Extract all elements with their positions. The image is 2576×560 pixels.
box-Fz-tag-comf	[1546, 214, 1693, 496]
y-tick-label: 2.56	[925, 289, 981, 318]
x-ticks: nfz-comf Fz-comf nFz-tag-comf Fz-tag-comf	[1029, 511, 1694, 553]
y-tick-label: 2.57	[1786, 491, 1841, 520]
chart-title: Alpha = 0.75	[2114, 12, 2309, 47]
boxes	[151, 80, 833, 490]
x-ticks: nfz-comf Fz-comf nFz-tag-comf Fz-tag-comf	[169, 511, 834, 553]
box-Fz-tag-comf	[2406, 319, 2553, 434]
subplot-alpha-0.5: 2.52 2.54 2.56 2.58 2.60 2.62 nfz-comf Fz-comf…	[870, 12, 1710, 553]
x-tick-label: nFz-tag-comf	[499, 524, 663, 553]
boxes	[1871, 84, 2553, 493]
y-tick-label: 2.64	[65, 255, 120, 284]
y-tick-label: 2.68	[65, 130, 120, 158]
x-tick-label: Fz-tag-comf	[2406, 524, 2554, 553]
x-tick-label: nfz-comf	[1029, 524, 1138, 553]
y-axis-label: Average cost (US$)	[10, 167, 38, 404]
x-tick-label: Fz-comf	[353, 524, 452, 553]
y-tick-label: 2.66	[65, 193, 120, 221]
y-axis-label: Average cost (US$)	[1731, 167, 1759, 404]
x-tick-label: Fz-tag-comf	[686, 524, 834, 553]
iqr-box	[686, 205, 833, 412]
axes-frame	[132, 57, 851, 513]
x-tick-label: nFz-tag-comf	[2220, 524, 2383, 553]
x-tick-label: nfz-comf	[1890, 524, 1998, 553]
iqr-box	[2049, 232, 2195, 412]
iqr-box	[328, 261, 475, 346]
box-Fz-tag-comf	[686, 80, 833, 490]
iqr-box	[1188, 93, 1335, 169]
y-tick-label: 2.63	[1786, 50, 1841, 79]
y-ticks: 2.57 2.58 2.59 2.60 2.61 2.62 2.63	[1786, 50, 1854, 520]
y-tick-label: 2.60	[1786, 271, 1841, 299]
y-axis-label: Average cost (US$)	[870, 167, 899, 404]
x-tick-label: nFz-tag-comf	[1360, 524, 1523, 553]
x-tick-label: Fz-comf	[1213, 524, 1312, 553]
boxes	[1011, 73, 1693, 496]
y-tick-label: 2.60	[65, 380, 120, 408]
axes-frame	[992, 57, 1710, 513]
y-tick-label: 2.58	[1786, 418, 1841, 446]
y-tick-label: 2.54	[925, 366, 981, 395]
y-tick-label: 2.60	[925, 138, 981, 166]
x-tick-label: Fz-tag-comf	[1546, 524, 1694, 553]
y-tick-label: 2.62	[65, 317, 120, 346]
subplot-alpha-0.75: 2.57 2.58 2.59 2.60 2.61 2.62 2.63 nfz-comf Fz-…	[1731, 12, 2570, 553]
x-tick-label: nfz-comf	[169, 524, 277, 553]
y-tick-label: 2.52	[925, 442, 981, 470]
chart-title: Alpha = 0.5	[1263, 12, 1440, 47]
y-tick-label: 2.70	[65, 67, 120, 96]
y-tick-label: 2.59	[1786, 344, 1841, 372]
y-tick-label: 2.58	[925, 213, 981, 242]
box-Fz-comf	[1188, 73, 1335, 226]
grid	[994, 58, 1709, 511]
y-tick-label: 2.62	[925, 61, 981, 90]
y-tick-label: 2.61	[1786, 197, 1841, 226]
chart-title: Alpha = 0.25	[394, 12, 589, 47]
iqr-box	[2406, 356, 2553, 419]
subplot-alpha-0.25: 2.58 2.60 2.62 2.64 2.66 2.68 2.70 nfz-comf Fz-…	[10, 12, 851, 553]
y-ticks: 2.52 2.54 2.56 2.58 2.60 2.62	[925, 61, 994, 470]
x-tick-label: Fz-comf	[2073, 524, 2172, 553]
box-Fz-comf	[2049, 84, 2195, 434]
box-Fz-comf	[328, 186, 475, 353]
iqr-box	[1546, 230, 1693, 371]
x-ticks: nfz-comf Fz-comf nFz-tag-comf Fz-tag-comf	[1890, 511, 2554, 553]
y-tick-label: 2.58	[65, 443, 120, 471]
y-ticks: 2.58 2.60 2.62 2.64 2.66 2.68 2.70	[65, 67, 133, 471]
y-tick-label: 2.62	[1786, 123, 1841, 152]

○ ○ ○ ○

- What is asked -
Edit the data above, changing every "Average cost (US$)" to "Mean cost (US$)" and leaving all other text unchanged.

- Reply to the task -
Extract all elements with their positions. The image is 2576×560 pixels.
box-Fz-tag-comf	[1546, 214, 1693, 496]
y-tick-label: 2.56	[925, 289, 981, 318]
x-ticks: nfz-comf Fz-comf nFz-tag-comf Fz-tag-comf	[1029, 511, 1694, 553]
y-tick-label: 2.57	[1786, 491, 1841, 520]
chart-title: Alpha = 0.75	[2114, 12, 2309, 47]
boxes	[151, 80, 833, 490]
x-ticks: nfz-comf Fz-comf nFz-tag-comf Fz-tag-comf	[169, 511, 834, 553]
box-Fz-tag-comf	[2406, 319, 2553, 434]
subplot-alpha-0.5: 2.52 2.54 2.56 2.58 2.60 2.62 nfz-comf Fz-comf…	[870, 12, 1710, 553]
x-tick-label: nFz-tag-comf	[499, 524, 663, 553]
boxes	[1871, 84, 2553, 493]
y-tick-label: 2.64	[65, 255, 120, 284]
y-tick-label: 2.68	[65, 130, 120, 158]
x-tick-label: Fz-tag-comf	[2406, 524, 2554, 553]
x-tick-label: nfz-comf	[1029, 524, 1138, 553]
y-axis-label: Mean cost (US$)	[10, 167, 38, 404]
x-tick-label: Fz-comf	[353, 524, 452, 553]
y-tick-label: 2.66	[65, 193, 120, 221]
y-axis-label: Mean cost (US$)	[1731, 167, 1759, 404]
x-tick-label: Fz-tag-comf	[686, 524, 834, 553]
iqr-box	[686, 205, 833, 412]
axes-frame	[132, 57, 851, 513]
x-tick-label: nFz-tag-comf	[2220, 524, 2383, 553]
x-tick-label: nfz-comf	[1890, 524, 1998, 553]
iqr-box	[2049, 232, 2195, 412]
iqr-box	[328, 261, 475, 346]
box-Fz-tag-comf	[686, 80, 833, 490]
iqr-box	[1188, 93, 1335, 169]
y-tick-label: 2.63	[1786, 50, 1841, 79]
y-ticks: 2.57 2.58 2.59 2.60 2.61 2.62 2.63	[1786, 50, 1854, 520]
y-tick-label: 2.60	[1786, 271, 1841, 299]
y-axis-label: Mean cost (US$)	[870, 167, 899, 404]
x-tick-label: nFz-tag-comf	[1360, 524, 1523, 553]
x-tick-label: Fz-comf	[1213, 524, 1312, 553]
boxes	[1011, 73, 1693, 496]
y-tick-label: 2.60	[65, 380, 120, 408]
axes-frame	[992, 57, 1710, 513]
y-tick-label: 2.58	[1786, 418, 1841, 446]
y-tick-label: 2.54	[925, 366, 981, 395]
y-tick-label: 2.60	[925, 138, 981, 166]
x-tick-label: Fz-tag-comf	[1546, 524, 1694, 553]
y-tick-label: 2.62	[65, 317, 120, 346]
subplot-alpha-0.75: 2.57 2.58 2.59 2.60 2.61 2.62 2.63 nfz-comf Fz-…	[1731, 12, 2570, 553]
x-tick-label: nfz-comf	[169, 524, 277, 553]
y-tick-label: 2.52	[925, 442, 981, 470]
chart-title: Alpha = 0.5	[1263, 12, 1440, 47]
y-tick-label: 2.70	[65, 67, 120, 96]
y-tick-label: 2.59	[1786, 344, 1841, 372]
y-tick-label: 2.58	[925, 213, 981, 242]
box-Fz-comf	[1188, 73, 1335, 226]
grid	[994, 58, 1709, 511]
y-tick-label: 2.62	[925, 61, 981, 90]
y-tick-label: 2.61	[1786, 197, 1841, 226]
chart-title: Alpha = 0.25	[394, 12, 589, 47]
iqr-box	[2406, 356, 2553, 419]
subplot-alpha-0.25: 2.58 2.60 2.62 2.64 2.66 2.68 2.70 nfz-comf Fz-…	[10, 12, 851, 553]
y-ticks: 2.52 2.54 2.56 2.58 2.60 2.62	[925, 61, 994, 470]
x-tick-label: Fz-comf	[2073, 524, 2172, 553]
box-Fz-comf	[2049, 84, 2195, 434]
box-Fz-comf	[328, 186, 475, 353]
iqr-box	[1546, 230, 1693, 371]
x-ticks: nfz-comf Fz-comf nFz-tag-comf Fz-tag-comf	[1890, 511, 2554, 553]
y-tick-label: 2.58	[65, 443, 120, 471]
y-ticks: 2.58 2.60 2.62 2.64 2.66 2.68 2.70	[65, 67, 133, 471]
y-tick-label: 2.62	[1786, 123, 1841, 152]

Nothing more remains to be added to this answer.